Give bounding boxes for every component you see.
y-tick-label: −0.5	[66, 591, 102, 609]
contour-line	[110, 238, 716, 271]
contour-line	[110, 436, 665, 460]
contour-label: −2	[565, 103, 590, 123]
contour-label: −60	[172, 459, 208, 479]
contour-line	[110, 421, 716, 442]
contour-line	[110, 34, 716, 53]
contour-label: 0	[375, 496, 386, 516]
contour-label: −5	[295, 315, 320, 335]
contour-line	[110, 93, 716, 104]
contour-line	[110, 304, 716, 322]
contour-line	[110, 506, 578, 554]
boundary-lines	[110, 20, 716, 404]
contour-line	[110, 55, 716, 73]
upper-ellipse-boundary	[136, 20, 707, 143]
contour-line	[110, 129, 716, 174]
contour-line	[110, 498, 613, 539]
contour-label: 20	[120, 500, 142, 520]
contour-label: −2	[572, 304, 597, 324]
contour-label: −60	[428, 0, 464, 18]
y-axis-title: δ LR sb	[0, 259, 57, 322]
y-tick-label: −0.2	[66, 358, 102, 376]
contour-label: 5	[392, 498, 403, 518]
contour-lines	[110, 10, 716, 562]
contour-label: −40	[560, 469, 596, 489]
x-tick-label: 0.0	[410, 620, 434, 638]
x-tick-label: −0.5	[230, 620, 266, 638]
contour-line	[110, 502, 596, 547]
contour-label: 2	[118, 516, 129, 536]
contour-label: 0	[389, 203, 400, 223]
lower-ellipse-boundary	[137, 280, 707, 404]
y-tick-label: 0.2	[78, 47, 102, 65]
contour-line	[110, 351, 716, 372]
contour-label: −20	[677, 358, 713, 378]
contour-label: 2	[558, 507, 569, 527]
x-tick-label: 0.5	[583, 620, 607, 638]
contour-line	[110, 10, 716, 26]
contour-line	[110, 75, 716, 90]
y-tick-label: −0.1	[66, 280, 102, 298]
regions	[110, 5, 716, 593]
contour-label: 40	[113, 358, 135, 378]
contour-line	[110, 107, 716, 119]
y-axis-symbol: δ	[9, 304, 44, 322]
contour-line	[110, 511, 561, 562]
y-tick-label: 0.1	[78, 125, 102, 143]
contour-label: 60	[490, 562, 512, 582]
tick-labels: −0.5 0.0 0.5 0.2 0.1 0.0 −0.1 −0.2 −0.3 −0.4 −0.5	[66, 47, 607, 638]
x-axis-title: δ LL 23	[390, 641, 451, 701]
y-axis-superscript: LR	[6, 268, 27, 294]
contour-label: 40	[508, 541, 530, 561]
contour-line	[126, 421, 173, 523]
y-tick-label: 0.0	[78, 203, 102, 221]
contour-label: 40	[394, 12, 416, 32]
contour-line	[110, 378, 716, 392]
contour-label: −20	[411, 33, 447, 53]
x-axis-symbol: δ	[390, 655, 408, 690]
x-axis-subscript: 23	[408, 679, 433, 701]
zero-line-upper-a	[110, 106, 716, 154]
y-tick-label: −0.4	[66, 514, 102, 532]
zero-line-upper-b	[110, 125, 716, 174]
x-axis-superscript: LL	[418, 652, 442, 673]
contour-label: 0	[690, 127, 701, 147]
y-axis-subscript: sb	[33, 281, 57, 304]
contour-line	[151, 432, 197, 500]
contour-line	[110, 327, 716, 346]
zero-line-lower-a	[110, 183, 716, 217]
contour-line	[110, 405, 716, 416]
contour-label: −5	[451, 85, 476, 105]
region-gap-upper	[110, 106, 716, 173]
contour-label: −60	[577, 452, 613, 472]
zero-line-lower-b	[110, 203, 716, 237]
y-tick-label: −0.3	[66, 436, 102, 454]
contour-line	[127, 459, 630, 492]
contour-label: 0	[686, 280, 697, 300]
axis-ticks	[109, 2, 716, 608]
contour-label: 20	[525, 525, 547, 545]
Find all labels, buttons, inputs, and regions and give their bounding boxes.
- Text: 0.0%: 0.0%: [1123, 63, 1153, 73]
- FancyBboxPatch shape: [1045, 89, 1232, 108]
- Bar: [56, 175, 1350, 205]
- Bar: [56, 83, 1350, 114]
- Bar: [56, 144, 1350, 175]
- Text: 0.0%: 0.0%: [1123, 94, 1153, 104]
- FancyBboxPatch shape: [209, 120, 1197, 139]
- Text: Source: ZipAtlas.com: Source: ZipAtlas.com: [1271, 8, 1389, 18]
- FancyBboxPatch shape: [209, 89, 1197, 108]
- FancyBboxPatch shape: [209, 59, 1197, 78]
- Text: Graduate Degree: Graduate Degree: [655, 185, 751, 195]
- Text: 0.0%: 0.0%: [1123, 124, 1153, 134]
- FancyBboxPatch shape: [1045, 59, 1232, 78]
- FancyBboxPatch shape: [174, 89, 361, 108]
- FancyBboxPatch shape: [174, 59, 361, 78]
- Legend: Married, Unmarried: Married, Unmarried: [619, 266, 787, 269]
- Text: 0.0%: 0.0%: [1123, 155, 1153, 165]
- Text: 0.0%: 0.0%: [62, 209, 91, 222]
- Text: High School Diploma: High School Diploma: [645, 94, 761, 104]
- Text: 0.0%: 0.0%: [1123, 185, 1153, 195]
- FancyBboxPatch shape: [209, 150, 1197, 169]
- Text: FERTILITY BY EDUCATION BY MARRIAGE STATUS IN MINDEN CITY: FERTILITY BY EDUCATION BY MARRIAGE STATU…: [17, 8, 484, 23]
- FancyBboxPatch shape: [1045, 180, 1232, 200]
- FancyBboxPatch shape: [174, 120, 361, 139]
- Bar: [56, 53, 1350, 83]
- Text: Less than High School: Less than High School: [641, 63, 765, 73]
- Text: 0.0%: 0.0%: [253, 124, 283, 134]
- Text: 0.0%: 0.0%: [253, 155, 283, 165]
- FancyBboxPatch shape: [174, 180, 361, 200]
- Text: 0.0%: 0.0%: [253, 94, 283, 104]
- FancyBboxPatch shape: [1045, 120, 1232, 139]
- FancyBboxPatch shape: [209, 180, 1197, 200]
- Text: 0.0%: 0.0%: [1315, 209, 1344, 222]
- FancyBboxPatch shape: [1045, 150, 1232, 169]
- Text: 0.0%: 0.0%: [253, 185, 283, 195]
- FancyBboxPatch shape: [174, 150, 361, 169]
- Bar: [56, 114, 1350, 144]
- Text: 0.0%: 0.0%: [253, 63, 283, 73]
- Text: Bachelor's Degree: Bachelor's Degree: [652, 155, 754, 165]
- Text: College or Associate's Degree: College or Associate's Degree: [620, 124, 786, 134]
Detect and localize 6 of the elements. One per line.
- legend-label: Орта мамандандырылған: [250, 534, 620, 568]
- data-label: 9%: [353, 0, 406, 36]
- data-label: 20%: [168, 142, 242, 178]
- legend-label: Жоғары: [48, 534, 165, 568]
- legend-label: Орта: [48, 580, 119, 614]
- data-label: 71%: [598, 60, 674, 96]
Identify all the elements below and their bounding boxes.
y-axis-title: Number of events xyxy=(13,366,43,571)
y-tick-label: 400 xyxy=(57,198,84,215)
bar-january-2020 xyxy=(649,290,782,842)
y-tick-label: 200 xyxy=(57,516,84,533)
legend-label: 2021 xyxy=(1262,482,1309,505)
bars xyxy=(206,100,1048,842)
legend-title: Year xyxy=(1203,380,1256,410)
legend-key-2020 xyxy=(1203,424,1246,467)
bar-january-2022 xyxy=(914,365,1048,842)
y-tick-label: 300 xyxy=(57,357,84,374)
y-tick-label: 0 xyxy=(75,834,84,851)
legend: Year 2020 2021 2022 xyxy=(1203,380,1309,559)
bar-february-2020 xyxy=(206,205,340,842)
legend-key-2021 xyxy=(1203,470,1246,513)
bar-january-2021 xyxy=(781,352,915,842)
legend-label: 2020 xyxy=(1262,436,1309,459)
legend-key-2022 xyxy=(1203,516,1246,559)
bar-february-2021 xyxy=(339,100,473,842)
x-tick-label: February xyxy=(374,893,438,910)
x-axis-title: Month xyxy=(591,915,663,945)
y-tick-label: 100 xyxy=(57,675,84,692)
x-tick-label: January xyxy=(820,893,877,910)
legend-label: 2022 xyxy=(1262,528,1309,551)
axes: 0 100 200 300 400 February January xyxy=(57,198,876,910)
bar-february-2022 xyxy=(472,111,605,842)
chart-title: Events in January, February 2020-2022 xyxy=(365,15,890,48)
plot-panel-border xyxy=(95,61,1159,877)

──────────────────────────────

■ EXERCISE GOAL
Present the records from their first line through the line containing "34, 716, 53]" as a numbered list, with blank lines left out.

■ RESPONSE
1. Give bounding boxes for every component you see.
2. y-tick-label: −0.5	[66, 591, 102, 609]
3. contour-line	[110, 238, 716, 271]
4. contour-line	[110, 436, 665, 460]
5. contour-label: −2	[565, 103, 590, 123]
6. contour-label: −60	[172, 459, 208, 479]
7. contour-line	[110, 421, 716, 442]
8. contour-line	[110, 34, 716, 53]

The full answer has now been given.